» AIM OF THE TASK: Leave out the pictures. Return every record otherwise untouched.

++++ DATASET RECORDS

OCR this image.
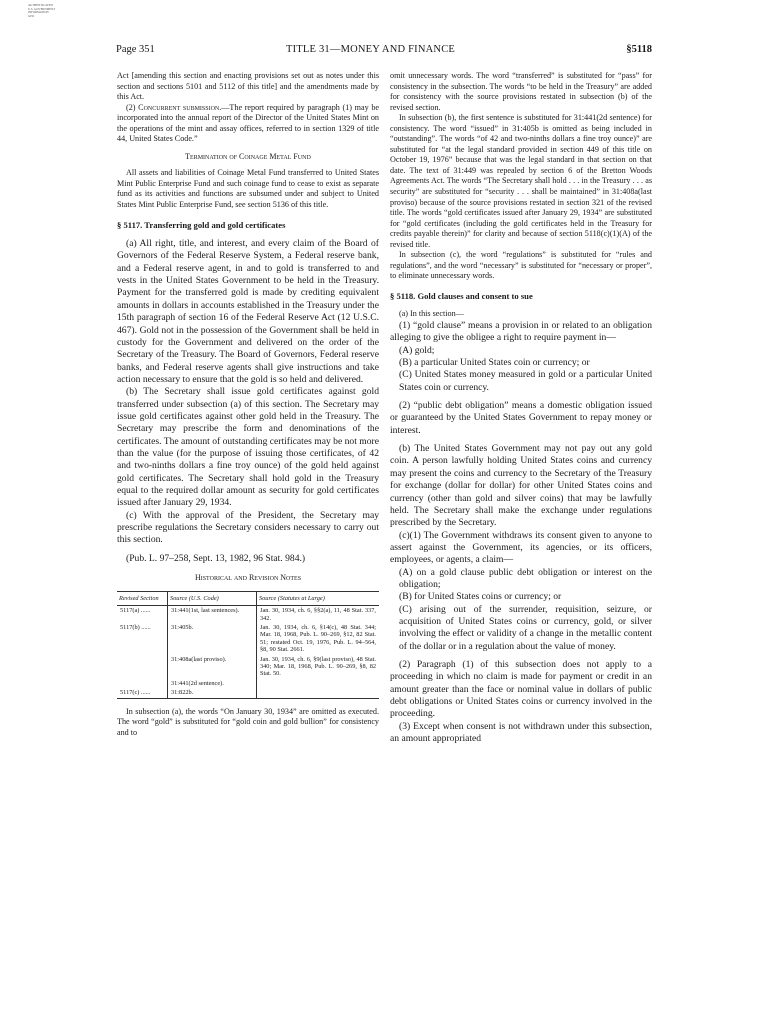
AUTHENTICATED
U.S. GOVERNMENT
INFORMATION
GPO
Page 351	TITLE 31—MONEY AND FINANCE	§5118

Act [amending this section and enacting provisions set out as notes under this section and sections 5101 and 5112 of this title] and the amendments made by this Act.

(2) Concurrent submission.—The report required by paragraph (1) may be incorporated into the annual report of the Director of the United States Mint on the operations of the mint and assay offices, referred to in section 1329 of title 44, United States Code.”

Termination of Coinage Metal Fund

All assets and liabilities of Coinage Metal Fund transferred to United States Mint Public Enterprise Fund and such coinage fund to cease to exist as separate fund as its activities and functions are subsumed under and subject to United States Mint Public Enterprise Fund, see section 5136 of this title.

§ 5117. Transferring gold and gold certificates

(a) All right, title, and interest, and every claim of the Board of Governors of the Federal Reserve System, a Federal reserve bank, and a Federal reserve agent, in and to gold is transferred to and vests in the United States Government to be held in the Treasury. Payment for the transferred gold is made by crediting equivalent amounts in dollars in accounts established in the Treasury under the 15th paragraph of section 16 of the Federal Reserve Act (12 U.S.C. 467). Gold not in the possession of the Government shall be held in custody for the Government and delivered on the order of the Secretary of the Treasury. The Board of Governors, Federal reserve banks, and Federal reserve agents shall give instructions and take action necessary to ensure that the gold is so held and delivered.

(b) The Secretary shall issue gold certificates against gold transferred under subsection (a) of this section. The Secretary may issue gold certificates against other gold held in the Treasury. The Secretary may prescribe the form and denominations of the certificates. The amount of outstanding certificates may be not more than the value (for the purpose of issuing those certificates, of 42 and two-ninths dollars a fine troy ounce) of the gold held against gold certificates. The Secretary shall hold gold in the Treasury equal to the required dollar amount as security for gold certificates issued after January 29, 1934.

(c) With the approval of the President, the Secretary may prescribe regulations the Secretary considers necessary to carry out this section.

(Pub. L. 97–258, Sept. 13, 1982, 96 Stat. 984.)

Historical and Revision Notes
Revised Section	Source (U.S. Code)	Source (Statutes at Large)
5117(a) ......	31:441(1st, last sentences).	Jan. 30, 1934, ch. 6, §§2(a), 11, 48 Stat. 337, 342.
5117(b) ......	31:405b.	Jan. 30, 1934, ch. 6, §14(c), 48 Stat. 344; Mar. 18, 1968, Pub. L. 90–269, §12, 82 Stat. 51; restated Oct. 19, 1976, Pub. L. 94–564, §8, 90 Stat. 2661.
	31:408a(last proviso).	Jan. 30, 1934, ch. 6, §9(last proviso), 48 Stat. 340; Mar. 18, 1968, Pub. L. 90–269, §8, 82 Stat. 50.
	31:441(2d sentence).	
5117(c) ......	31:822b.	

In subsection (a), the words “On January 30, 1934” are omitted as executed. The word “gold” is substituted for “gold coin and gold bullion” for consistency and to

omit unnecessary words. The word “transferred” is substituted for “pass” for consistency in the subsection. The words “to be held in the Treasury” are added for consistency with the source provisions restated in subsection (b) of the revised section.

In subsection (b), the first sentence is substituted for 31:441(2d sentence) for consistency. The word “issued” in 31:405b is omitted as being included in “outstanding”. The words “of 42 and two-ninths dollars a fine troy ounce)” are substituted for “at the legal standard provided in section 449 of this title on October 19, 1976” because that was the legal standard in that section on that date. The text of 31:449 was repealed by section 6 of the Bretton Woods Agreements Act. The words “The Secretary shall hold . . . in the Treasury . . . as security” are substituted for “security . . . shall be maintained” in 31:408a(last proviso) because of the source provisions restated in section 321 of the revised title. The words “gold certificates issued after January 29, 1934” are substituted for “gold certificates (including the gold certificates held in the Treasury for credits payable therein)” for clarity and because of section 5118(c)(1)(A) of the revised title.

In subsection (c), the word “regulations” is substituted for “rules and regulations”, and the word “necessary” is substituted for “necessary or proper”, to eliminate unnecessary words.

§ 5118. Gold clauses and consent to sue

(a) In this section—

(1) “gold clause” means a provision in or related to an obligation alleging to give the obligee a right to require payment in—

(A) gold;

(B) a particular United States coin or currency; or

(C) United States money measured in gold or a particular United States coin or currency.

(2) “public debt obligation” means a domestic obligation issued or guaranteed by the United States Government to repay money or interest.

(b) The United States Government may not pay out any gold coin. A person lawfully holding United States coins and currency may present the coins and currency to the Secretary of the Treasury for exchange (dollar for dollar) for other United States coins and currency (other than gold and silver coins) that may be lawfully held. The Secretary shall make the exchange under regulations prescribed by the Secretary.

(c)(1) The Government withdraws its consent given to anyone to assert against the Government, its agencies, or its officers, employees, or agents, a claim—

(A) on a gold clause public debt obligation or interest on the obligation;

(B) for United States coins or currency; or

(C) arising out of the surrender, requisition, seizure, or acquisition of United States coins or currency, gold, or silver involving the effect or validity of a change in the metallic content of the dollar or in a regulation about the value of money.

(2) Paragraph (1) of this subsection does not apply to a proceeding in which no claim is made for payment or credit in an amount greater than the face or nominal value in dollars of public debt obligations or United States coins or currency involved in the proceeding.

(3) Except when consent is not withdrawn under this subsection, an amount appropriated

++++++++

» RESPONSE BOX:
OCR this image.
AUTHENTICATED
U.S. GOVERNMENT
INFORMATION
GPO
Page 351	TITLE 31—MONEY AND FINANCE	§5118

Act [amending this section and enacting provisions set out as notes under this section and sections 5101 and 5112 of this title] and the amendments made by this Act.

(2) Concurrent submission.—The report required by paragraph (1) may be incorporated into the annual report of the Director of the United States Mint on the operations of the mint and assay offices, referred to in section 1329 of title 44, United States Code.”

Termination of Coinage Metal Fund

All assets and liabilities of Coinage Metal Fund transferred to United States Mint Public Enterprise Fund and such coinage fund to cease to exist as separate fund as its activities and functions are subsumed under and subject to United States Mint Public Enterprise Fund, see section 5136 of this title.

§ 5117. Transferring gold and gold certificates

(a) All right, title, and interest, and every claim of the Board of Governors of the Federal Reserve System, a Federal reserve bank, and a Federal reserve agent, in and to gold is transferred to and vests in the United States Government to be held in the Treasury. Payment for the transferred gold is made by crediting equivalent amounts in dollars in accounts established in the Treasury under the 15th paragraph of section 16 of the Federal Reserve Act (12 U.S.C. 467). Gold not in the possession of the Government shall be held in custody for the Government and delivered on the order of the Secretary of the Treasury. The Board of Governors, Federal reserve banks, and Federal reserve agents shall give instructions and take action necessary to ensure that the gold is so held and delivered.

(b) The Secretary shall issue gold certificates against gold transferred under subsection (a) of this section. The Secretary may issue gold certificates against other gold held in the Treasury. The Secretary may prescribe the form and denominations of the certificates. The amount of outstanding certificates may be not more than the value (for the purpose of issuing those certificates, of 42 and two-ninths dollars a fine troy ounce) of the gold held against gold certificates. The Secretary shall hold gold in the Treasury equal to the required dollar amount as security for gold certificates issued after January 29, 1934.

(c) With the approval of the President, the Secretary may prescribe regulations the Secretary considers necessary to carry out this section.

(Pub. L. 97–258, Sept. 13, 1982, 96 Stat. 984.)

Historical and Revision Notes
Revised Section	Source (U.S. Code)	Source (Statutes at Large)
5117(a) ......	31:441(1st, last sentences).	Jan. 30, 1934, ch. 6, §§2(a), 11, 48 Stat. 337, 342.
5117(b) ......	31:405b.	Jan. 30, 1934, ch. 6, §14(c), 48 Stat. 344; Mar. 18, 1968, Pub. L. 90–269, §12, 82 Stat. 51; restated Oct. 19, 1976, Pub. L. 94–564, §8, 90 Stat. 2661.
	31:408a(last proviso).	Jan. 30, 1934, ch. 6, §9(last proviso), 48 Stat. 340; Mar. 18, 1968, Pub. L. 90–269, §8, 82 Stat. 50.
	31:441(2d sentence).	
5117(c) ......	31:822b.	

In subsection (a), the words “On January 30, 1934” are omitted as executed. The word “gold” is substituted for “gold coin and gold bullion” for consistency and to

omit unnecessary words. The word “transferred” is substituted for “pass” for consistency in the subsection. The words “to be held in the Treasury” are added for consistency with the source provisions restated in subsection (b) of the revised section.

In subsection (b), the first sentence is substituted for 31:441(2d sentence) for consistency. The word “issued” in 31:405b is omitted as being included in “outstanding”. The words “of 42 and two-ninths dollars a fine troy ounce)” are substituted for “at the legal standard provided in section 449 of this title on October 19, 1976” because that was the legal standard in that section on that date. The text of 31:449 was repealed by section 6 of the Bretton Woods Agreements Act. The words “The Secretary shall hold . . . in the Treasury . . . as security” are substituted for “security . . . shall be maintained” in 31:408a(last proviso) because of the source provisions restated in section 321 of the revised title. The words “gold certificates issued after January 29, 1934” are substituted for “gold certificates (including the gold certificates held in the Treasury for credits payable therein)” for clarity and because of section 5118(c)(1)(A) of the revised title.

In subsection (c), the word “regulations” is substituted for “rules and regulations”, and the word “necessary” is substituted for “necessary or proper”, to eliminate unnecessary words.

§ 5118. Gold clauses and consent to sue

(a) In this section—

(1) “gold clause” means a provision in or related to an obligation alleging to give the obligee a right to require payment in—

(A) gold;

(B) a particular United States coin or currency; or

(C) United States money measured in gold or a particular United States coin or currency.

(2) “public debt obligation” means a domestic obligation issued or guaranteed by the United States Government to repay money or interest.

(b) The United States Government may not pay out any gold coin. A person lawfully holding United States coins and currency may present the coins and currency to the Secretary of the Treasury for exchange (dollar for dollar) for other United States coins and currency (other than gold and silver coins) that may be lawfully held. The Secretary shall make the exchange under regulations prescribed by the Secretary.

(c)(1) The Government withdraws its consent given to anyone to assert against the Government, its agencies, or its officers, employees, or agents, a claim—

(A) on a gold clause public debt obligation or interest on the obligation;

(B) for United States coins or currency; or

(C) arising out of the surrender, requisition, seizure, or acquisition of United States coins or currency, gold, or silver involving the effect or validity of a change in the metallic content of the dollar or in a regulation about the value of money.

(2) Paragraph (1) of this subsection does not apply to a proceeding in which no claim is made for payment or credit in an amount greater than the face or nominal value in dollars of public debt obligations or United States coins or currency involved in the proceeding.

(3) Except when consent is not withdrawn under this subsection, an amount appropriated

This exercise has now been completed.